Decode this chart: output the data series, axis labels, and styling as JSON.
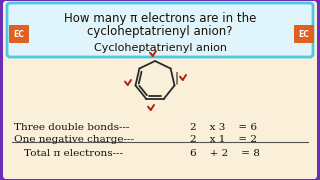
{
  "bg_outer": "#6b2db5",
  "bg_inner": "#faefd8",
  "header_bg": "#dff4fb",
  "header_border": "#4dc8e0",
  "ec_bg": "#e06020",
  "ec_text": "EC",
  "title_line1": "How many π electrons are in the",
  "title_line2": "cycloheptatrienyl anion?",
  "subtitle": "Cycloheptatrienyl anion",
  "row1_label": "Three double bonds---",
  "row1_math": "2   x 3   = 6",
  "row2_label": "One negative charge---",
  "row2_math": "2   x 1   = 2",
  "row3_label": "Total π electrons---",
  "row3_math": "6   + 2   = 8",
  "check_color": "#b02010",
  "ring_color": "#2a2a2a",
  "text_color": "#1a1005",
  "title_fontsize": 8.5,
  "subtitle_fontsize": 8.0,
  "body_fontsize": 7.5
}
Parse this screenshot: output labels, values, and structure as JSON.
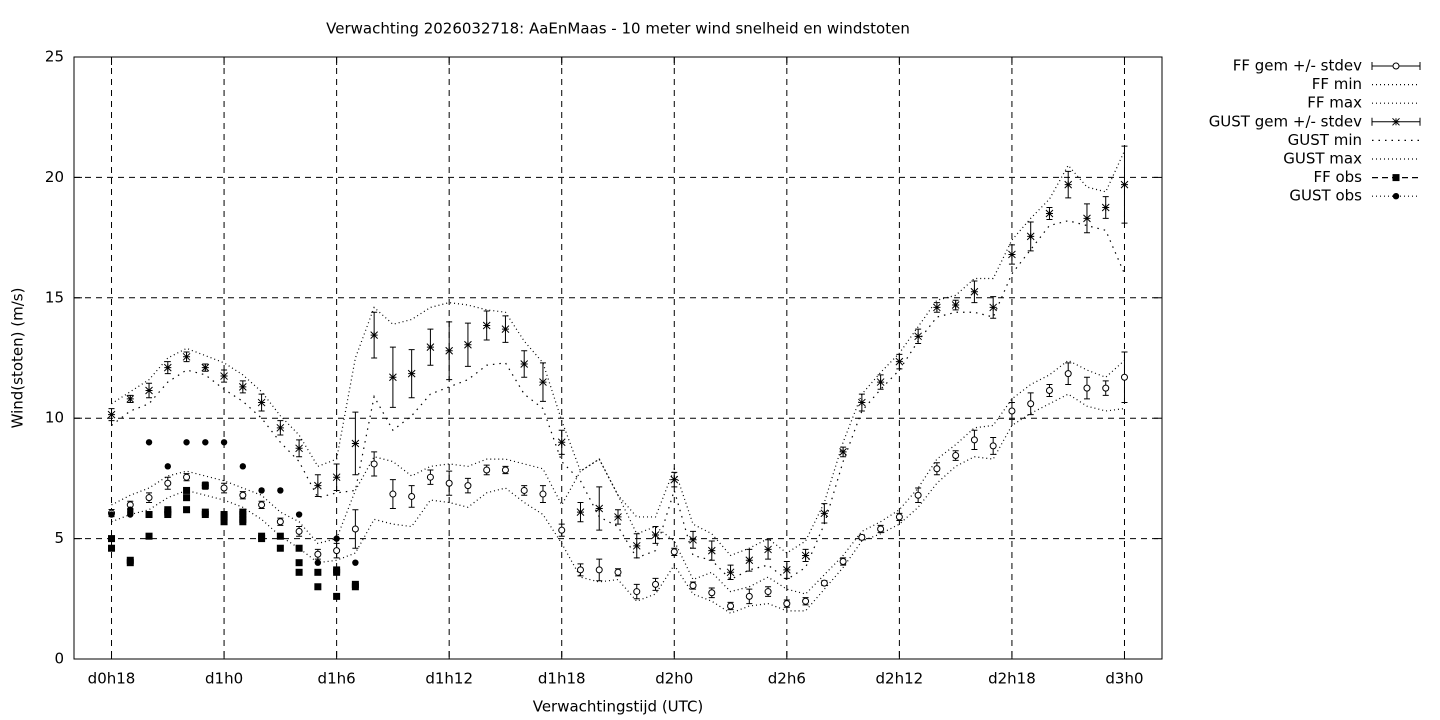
{
  "chart_data": {
    "type": "line",
    "title": "Verwachting 2026032718: AaEnMaas - 10 meter wind snelheid en windstoten",
    "xlabel": "Verwachtingstijd (UTC)",
    "ylabel": "Wind(stoten) (m/s)",
    "xlim": [
      16,
      74
    ],
    "xticks": [
      {
        "value": 18,
        "label": "d0h18"
      },
      {
        "value": 24,
        "label": "d1h0"
      },
      {
        "value": 30,
        "label": "d1h6"
      },
      {
        "value": 36,
        "label": "d1h12"
      },
      {
        "value": 42,
        "label": "d1h18"
      },
      {
        "value": 48,
        "label": "d2h0"
      },
      {
        "value": 54,
        "label": "d2h6"
      },
      {
        "value": 60,
        "label": "d2h12"
      },
      {
        "value": 66,
        "label": "d2h18"
      },
      {
        "value": 72,
        "label": "d3h0"
      }
    ],
    "ylim": [
      0,
      25
    ],
    "yticks": [
      0,
      5,
      10,
      15,
      20,
      25
    ],
    "grid": true,
    "legend": "outside-top-right",
    "x": [
      18,
      19,
      20,
      21,
      22,
      23,
      24,
      25,
      26,
      27,
      28,
      29,
      30,
      31,
      32,
      33,
      34,
      35,
      36,
      37,
      38,
      39,
      40,
      41,
      42,
      43,
      44,
      45,
      46,
      47,
      48,
      49,
      50,
      51,
      52,
      53,
      54,
      55,
      56,
      57,
      58,
      59,
      60,
      61,
      62,
      63,
      64,
      65,
      66,
      67,
      68,
      69,
      70,
      71,
      72
    ],
    "series": [
      {
        "name": "FF gem +/- stdev",
        "color": "#000000",
        "style": "errorbars",
        "marker": "circle-open",
        "values": [
          6.06,
          6.4,
          6.7,
          7.3,
          7.55,
          7.2,
          7.1,
          6.8,
          6.4,
          5.7,
          5.3,
          4.35,
          4.5,
          5.4,
          8.1,
          6.85,
          6.75,
          7.55,
          7.3,
          7.2,
          7.85,
          7.85,
          7.0,
          6.85,
          5.35,
          3.7,
          3.7,
          3.6,
          2.8,
          3.1,
          4.45,
          3.05,
          2.75,
          2.2,
          2.6,
          2.8,
          2.3,
          2.4,
          3.15,
          4.05,
          5.05,
          5.4,
          5.9,
          6.8,
          7.9,
          8.45,
          9.1,
          8.85,
          10.3,
          10.6,
          11.15,
          11.85,
          11.25,
          11.25,
          11.7
        ],
        "errors": [
          0.15,
          0.15,
          0.2,
          0.25,
          0.15,
          0.15,
          0.2,
          0.15,
          0.15,
          0.15,
          0.2,
          0.2,
          0.3,
          0.8,
          0.5,
          0.6,
          0.45,
          0.3,
          0.5,
          0.3,
          0.2,
          0.15,
          0.2,
          0.35,
          0.25,
          0.25,
          0.45,
          0.15,
          0.3,
          0.25,
          0.15,
          0.15,
          0.2,
          0.15,
          0.3,
          0.2,
          0.15,
          0.15,
          0.1,
          0.15,
          0.1,
          0.15,
          0.15,
          0.3,
          0.25,
          0.2,
          0.4,
          0.35,
          0.35,
          0.45,
          0.25,
          0.45,
          0.45,
          0.3,
          1.05
        ]
      },
      {
        "name": "FF min",
        "color": "#000000",
        "style": "line",
        "dash": "1 3",
        "values": [
          5.7,
          6.0,
          6.2,
          6.7,
          7.0,
          6.8,
          6.6,
          6.3,
          5.8,
          5.1,
          4.6,
          4.0,
          4.1,
          4.4,
          5.8,
          5.6,
          5.5,
          6.6,
          6.5,
          6.3,
          6.9,
          7.1,
          6.5,
          6.0,
          4.8,
          3.4,
          3.2,
          3.3,
          2.4,
          2.7,
          3.9,
          2.7,
          2.4,
          1.9,
          2.2,
          2.3,
          2.0,
          2.0,
          2.9,
          3.8,
          4.9,
          5.2,
          5.6,
          6.3,
          7.3,
          8.0,
          8.4,
          8.3,
          9.7,
          10.2,
          10.6,
          11.0,
          10.5,
          10.3,
          10.4
        ]
      },
      {
        "name": "FF max",
        "color": "#000000",
        "style": "line",
        "dash": "1 3",
        "values": [
          6.4,
          6.8,
          7.1,
          7.6,
          7.8,
          7.6,
          7.4,
          7.1,
          6.8,
          6.1,
          5.7,
          4.8,
          5.0,
          7.0,
          8.4,
          8.2,
          7.6,
          8.0,
          8.1,
          8.0,
          8.3,
          8.3,
          8.1,
          7.9,
          6.4,
          7.8,
          8.3,
          6.8,
          5.2,
          5.5,
          4.9,
          3.3,
          3.6,
          2.8,
          3.0,
          3.4,
          2.9,
          2.7,
          3.5,
          4.3,
          5.3,
          5.7,
          6.2,
          7.1,
          8.3,
          8.9,
          9.6,
          9.7,
          10.8,
          11.4,
          11.8,
          12.4,
          12.0,
          11.7,
          12.4
        ]
      },
      {
        "name": "GUST gem +/- stdev",
        "color": "#000000",
        "style": "errorbars",
        "marker": "star",
        "values": [
          10.15,
          10.8,
          11.15,
          12.1,
          12.55,
          12.1,
          11.75,
          11.3,
          10.65,
          9.6,
          8.75,
          7.2,
          7.55,
          8.95,
          13.45,
          11.7,
          11.85,
          12.95,
          12.8,
          13.05,
          13.85,
          13.7,
          12.25,
          11.5,
          9.0,
          6.1,
          6.25,
          5.9,
          4.7,
          5.15,
          7.45,
          4.95,
          4.5,
          3.6,
          4.1,
          4.55,
          3.7,
          4.3,
          6.05,
          8.6,
          10.65,
          11.5,
          12.35,
          13.4,
          14.6,
          14.7,
          15.25,
          14.6,
          16.8,
          17.55,
          18.5,
          19.7,
          18.3,
          18.75,
          19.7
        ],
        "errors": [
          0.25,
          0.15,
          0.3,
          0.25,
          0.2,
          0.15,
          0.25,
          0.25,
          0.35,
          0.3,
          0.35,
          0.45,
          0.55,
          1.3,
          0.95,
          1.25,
          1.0,
          0.75,
          1.2,
          0.9,
          0.6,
          0.55,
          0.55,
          0.8,
          0.5,
          0.4,
          0.9,
          0.3,
          0.5,
          0.35,
          0.3,
          0.35,
          0.4,
          0.3,
          0.45,
          0.4,
          0.35,
          0.25,
          0.4,
          0.2,
          0.35,
          0.3,
          0.3,
          0.3,
          0.2,
          0.2,
          0.45,
          0.45,
          0.4,
          0.6,
          0.25,
          0.55,
          0.6,
          0.45,
          1.6
        ]
      },
      {
        "name": "GUST min",
        "color": "#000000",
        "style": "line",
        "dash": "1.5 5",
        "values": [
          9.7,
          10.3,
          10.6,
          11.5,
          12.0,
          11.8,
          11.2,
          10.7,
          10.0,
          9.0,
          8.2,
          6.7,
          6.9,
          7.0,
          10.9,
          9.5,
          10.1,
          11.0,
          11.3,
          11.6,
          12.2,
          12.3,
          11.0,
          10.4,
          8.2,
          7.4,
          5.9,
          5.5,
          4.2,
          4.5,
          7.0,
          4.3,
          4.1,
          3.3,
          3.7,
          3.9,
          3.3,
          3.8,
          5.6,
          8.2,
          10.3,
          11.2,
          12.0,
          13.2,
          14.2,
          14.4,
          14.4,
          14.2,
          16.0,
          17.0,
          18.0,
          18.2,
          18.0,
          17.8,
          16.0
        ]
      },
      {
        "name": "GUST max",
        "color": "#000000",
        "style": "line",
        "dash": "1 3",
        "values": [
          10.6,
          11.1,
          11.6,
          12.5,
          12.9,
          12.6,
          12.3,
          11.8,
          11.1,
          10.1,
          9.3,
          8.0,
          8.3,
          12.5,
          14.6,
          13.9,
          14.1,
          14.6,
          14.8,
          14.7,
          14.5,
          14.4,
          13.2,
          12.3,
          9.9,
          7.8,
          8.3,
          6.8,
          5.9,
          5.9,
          7.9,
          5.6,
          5.2,
          4.3,
          4.6,
          5.0,
          4.4,
          4.9,
          6.5,
          9.0,
          11.0,
          11.9,
          12.7,
          13.8,
          14.9,
          15.1,
          15.8,
          15.8,
          17.4,
          18.3,
          19.1,
          20.5,
          19.6,
          19.4,
          21.1
        ]
      },
      {
        "name": "FF obs",
        "color": "#000000",
        "style": "points",
        "marker": "square",
        "dash": "6 4",
        "x": [
          18,
          18,
          19,
          19,
          20,
          20,
          21,
          21,
          21,
          22,
          22,
          22,
          23,
          23,
          23,
          24,
          24,
          24,
          25,
          25,
          25,
          25,
          26,
          26,
          27,
          27,
          28,
          28,
          28,
          29,
          29,
          30,
          30,
          30,
          31,
          31
        ],
        "values": [
          5,
          4.6,
          4.1,
          4,
          6,
          5.1,
          6.2,
          6.1,
          6,
          7,
          6.7,
          6.2,
          7.2,
          6.1,
          6,
          6,
          5.9,
          5.7,
          6.1,
          6,
          5.8,
          5.7,
          5.1,
          5,
          5.1,
          4.6,
          4.6,
          4,
          3.6,
          3.6,
          3,
          3.7,
          3.6,
          2.6,
          3.1,
          3
        ]
      },
      {
        "name": "GUST obs",
        "color": "#000000",
        "style": "points",
        "marker": "circle",
        "dash": "1 3",
        "x": [
          18,
          19,
          19,
          19,
          20,
          21,
          22,
          23,
          24,
          25,
          26,
          27,
          28,
          29,
          30,
          31
        ],
        "values": [
          6,
          6.2,
          6.1,
          6,
          9,
          8,
          9,
          9,
          9,
          8,
          7,
          7,
          6,
          4,
          5,
          4
        ]
      }
    ]
  }
}
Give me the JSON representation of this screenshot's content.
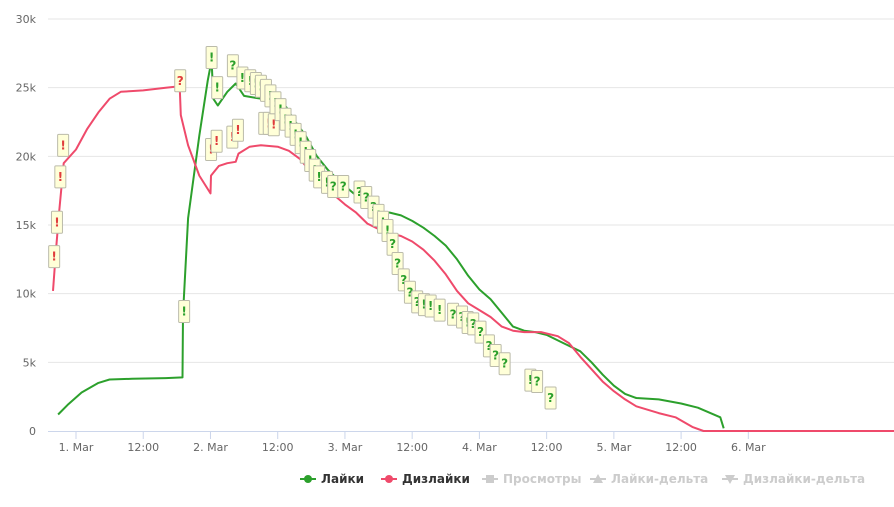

□ □ □

Copy every line of the listing containing the string "this".

Decode this chart: output the data series, axis labels, and styling as JSON.
Parse this screenshot: output labels, values, and structure as JSON.
Give me the JSON representation of this screenshot's content.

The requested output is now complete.